Excerpt to read:
If ever there was a mechanical marriage made in heaven, it is a diesel engine and a turbocharger. On the farm, this union is found in everything from a pickup truck to a combine.

There are two ways an engine can breathe.

The two methods of forced induction differ in how they are powered. A supercharger is driven from the engine’s crankshaft and consumes power. A turbocharger, on the other hand, uses the exhaust gas exiting the cylinder to operate, and it requires no power from the engine. 

The turbocharger accomplishes two things. It fills the cylinder bore with more air, and it causes turbulence in the cylinder. This latter effect greatly improves combustion. Thus, a turbocharger makes a diesel more powerful, lets it run cleaner, and gives it the potential to use less fuel.

The standard used to measure cylinder fill is called volumetric efficiency (VE), and it is read as a percentage.

A naturally aspirated engine experiences around 80% VE. In other words, it uses 80% of its capacity in regard to cylinder volume.

By employing forced induction due to a turbocharger, the VE of an engine can improve to 100% and higher based upon the amount of airflow created and the pressure produced. 

That pressure, by the way, is read in the intake manifold as boost. The gauge on a dashboard reads this as pressure per square inch, but it is really the amount of pressure over the atmosphere.

If atmospheric pressure is 14.7 psi and the turbocharger is producing 14.7 psi (via the gauge reading), then the cylinder is actually seeing 29.4 psi. Thus, the effective size of the engine can be considered doubled for every 14.7 psi of boost.

In theory, a 12-liter engine (1 liter is approximately 61 cubic inches) when exposed to approximately 15 psi of boost in pressure is the equivalent of a 24-liter engine that breathes naturally. 

What is wonderful about turbocharging is that the power gain it offers is passive. In other words, the gain is only there when you need it, such as the times an engine is called on to work hard. When the load is low, the engine operates at its mechanical size. When more power is needed, the turbocharging helps the engine to respond as if it were larger in displacement.

How to complete this task:
Copy the turbocharging passage between "The two methods" and "to cylinder volume.", inclusive, and substitute "swirl" for "turbulence".

Record set:
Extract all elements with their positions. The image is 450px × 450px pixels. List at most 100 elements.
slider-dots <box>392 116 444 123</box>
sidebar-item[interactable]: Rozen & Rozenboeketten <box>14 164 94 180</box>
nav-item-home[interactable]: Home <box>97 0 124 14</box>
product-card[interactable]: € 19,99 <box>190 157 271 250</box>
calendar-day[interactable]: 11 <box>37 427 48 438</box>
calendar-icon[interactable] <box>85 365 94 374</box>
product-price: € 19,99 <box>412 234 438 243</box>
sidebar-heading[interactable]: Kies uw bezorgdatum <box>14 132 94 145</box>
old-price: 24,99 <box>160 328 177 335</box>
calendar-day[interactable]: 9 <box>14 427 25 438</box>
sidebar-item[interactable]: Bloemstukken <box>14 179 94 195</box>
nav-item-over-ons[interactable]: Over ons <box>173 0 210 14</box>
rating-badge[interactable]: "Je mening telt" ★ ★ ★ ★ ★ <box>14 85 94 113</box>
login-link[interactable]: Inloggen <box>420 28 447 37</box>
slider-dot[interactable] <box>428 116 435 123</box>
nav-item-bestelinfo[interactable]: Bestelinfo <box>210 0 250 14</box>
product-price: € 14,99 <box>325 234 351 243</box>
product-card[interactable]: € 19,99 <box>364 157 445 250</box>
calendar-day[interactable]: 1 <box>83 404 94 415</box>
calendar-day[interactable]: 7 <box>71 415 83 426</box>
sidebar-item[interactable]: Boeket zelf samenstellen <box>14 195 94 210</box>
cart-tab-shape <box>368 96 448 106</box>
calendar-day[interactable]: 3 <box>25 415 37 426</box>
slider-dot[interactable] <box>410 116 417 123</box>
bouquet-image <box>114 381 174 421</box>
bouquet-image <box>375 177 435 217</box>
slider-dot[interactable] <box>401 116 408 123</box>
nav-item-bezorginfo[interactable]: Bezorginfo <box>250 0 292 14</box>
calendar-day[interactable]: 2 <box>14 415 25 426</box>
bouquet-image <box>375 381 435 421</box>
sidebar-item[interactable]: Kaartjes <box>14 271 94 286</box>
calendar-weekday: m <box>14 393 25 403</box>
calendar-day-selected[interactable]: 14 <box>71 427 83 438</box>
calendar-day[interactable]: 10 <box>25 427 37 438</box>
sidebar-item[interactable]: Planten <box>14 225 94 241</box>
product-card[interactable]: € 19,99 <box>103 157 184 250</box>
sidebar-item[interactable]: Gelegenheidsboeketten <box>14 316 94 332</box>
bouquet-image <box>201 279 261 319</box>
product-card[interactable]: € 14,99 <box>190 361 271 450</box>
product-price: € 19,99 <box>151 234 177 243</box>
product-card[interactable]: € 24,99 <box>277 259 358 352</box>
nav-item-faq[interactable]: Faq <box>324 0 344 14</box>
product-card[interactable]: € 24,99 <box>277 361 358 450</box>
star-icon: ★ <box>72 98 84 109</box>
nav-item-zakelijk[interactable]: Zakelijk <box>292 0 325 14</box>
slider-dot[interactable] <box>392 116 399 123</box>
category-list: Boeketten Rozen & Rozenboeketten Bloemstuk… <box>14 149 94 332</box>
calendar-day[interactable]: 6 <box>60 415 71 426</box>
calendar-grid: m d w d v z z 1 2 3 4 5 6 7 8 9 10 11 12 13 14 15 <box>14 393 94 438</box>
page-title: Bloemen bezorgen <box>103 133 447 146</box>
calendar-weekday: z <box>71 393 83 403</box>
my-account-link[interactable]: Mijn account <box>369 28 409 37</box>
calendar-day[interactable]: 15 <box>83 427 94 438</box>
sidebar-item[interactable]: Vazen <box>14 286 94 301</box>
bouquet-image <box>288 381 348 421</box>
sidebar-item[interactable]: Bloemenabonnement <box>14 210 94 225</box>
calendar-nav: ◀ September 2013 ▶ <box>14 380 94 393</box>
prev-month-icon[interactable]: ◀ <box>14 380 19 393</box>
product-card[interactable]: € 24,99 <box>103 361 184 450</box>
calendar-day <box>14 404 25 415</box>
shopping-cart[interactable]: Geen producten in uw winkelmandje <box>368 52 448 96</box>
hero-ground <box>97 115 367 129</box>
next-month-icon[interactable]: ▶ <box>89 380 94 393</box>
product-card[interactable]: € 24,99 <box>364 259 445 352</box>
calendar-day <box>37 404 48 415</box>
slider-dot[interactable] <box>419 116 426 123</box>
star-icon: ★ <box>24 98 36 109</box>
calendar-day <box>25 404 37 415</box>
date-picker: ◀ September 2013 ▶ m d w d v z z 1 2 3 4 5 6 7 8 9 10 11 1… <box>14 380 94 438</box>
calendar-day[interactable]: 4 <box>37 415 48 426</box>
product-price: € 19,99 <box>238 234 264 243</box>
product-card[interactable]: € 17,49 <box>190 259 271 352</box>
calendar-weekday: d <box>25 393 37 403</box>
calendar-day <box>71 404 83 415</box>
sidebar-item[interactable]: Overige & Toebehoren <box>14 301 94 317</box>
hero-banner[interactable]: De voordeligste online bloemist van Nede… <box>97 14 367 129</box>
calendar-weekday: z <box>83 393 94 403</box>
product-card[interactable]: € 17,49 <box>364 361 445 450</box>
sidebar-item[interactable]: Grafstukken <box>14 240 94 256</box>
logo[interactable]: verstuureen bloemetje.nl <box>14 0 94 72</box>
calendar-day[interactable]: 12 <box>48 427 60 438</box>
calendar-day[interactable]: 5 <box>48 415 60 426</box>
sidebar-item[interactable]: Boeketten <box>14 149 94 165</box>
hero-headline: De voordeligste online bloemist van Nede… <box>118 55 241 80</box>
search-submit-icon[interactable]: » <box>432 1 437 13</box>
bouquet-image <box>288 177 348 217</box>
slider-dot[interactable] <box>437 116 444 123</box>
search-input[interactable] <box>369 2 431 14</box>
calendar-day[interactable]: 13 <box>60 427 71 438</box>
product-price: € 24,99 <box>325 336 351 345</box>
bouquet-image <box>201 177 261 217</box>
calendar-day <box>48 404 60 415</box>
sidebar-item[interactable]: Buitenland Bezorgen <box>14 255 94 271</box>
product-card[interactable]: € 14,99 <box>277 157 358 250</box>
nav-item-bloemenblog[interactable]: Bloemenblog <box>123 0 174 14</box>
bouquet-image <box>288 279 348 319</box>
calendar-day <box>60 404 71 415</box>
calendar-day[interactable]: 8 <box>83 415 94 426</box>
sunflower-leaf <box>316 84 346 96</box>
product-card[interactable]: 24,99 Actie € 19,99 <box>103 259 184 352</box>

Exercise output:
The two methods of forced induction differ in how they are powered. A supercharger is driven from the engine’s crankshaft and consumes power. A turbocharger, on the other hand, uses the exhaust gas exiting the cylinder to operate, and it requires no power from the engine. 

The turbocharger accomplishes two things. It fills the cylinder bore with more air, and it causes swirl in the cylinder. This latter effect greatly improves combustion. Thus, a turbocharger makes a diesel more powerful, lets it run cleaner, and gives it the potential to use less fuel.

The standard used to measure cylinder fill is called volumetric efficiency (VE), and it is read as a percentage.

A naturally aspirated engine experiences around 80% VE. In other words, it uses 80% of its capacity in regard to cylinder volume.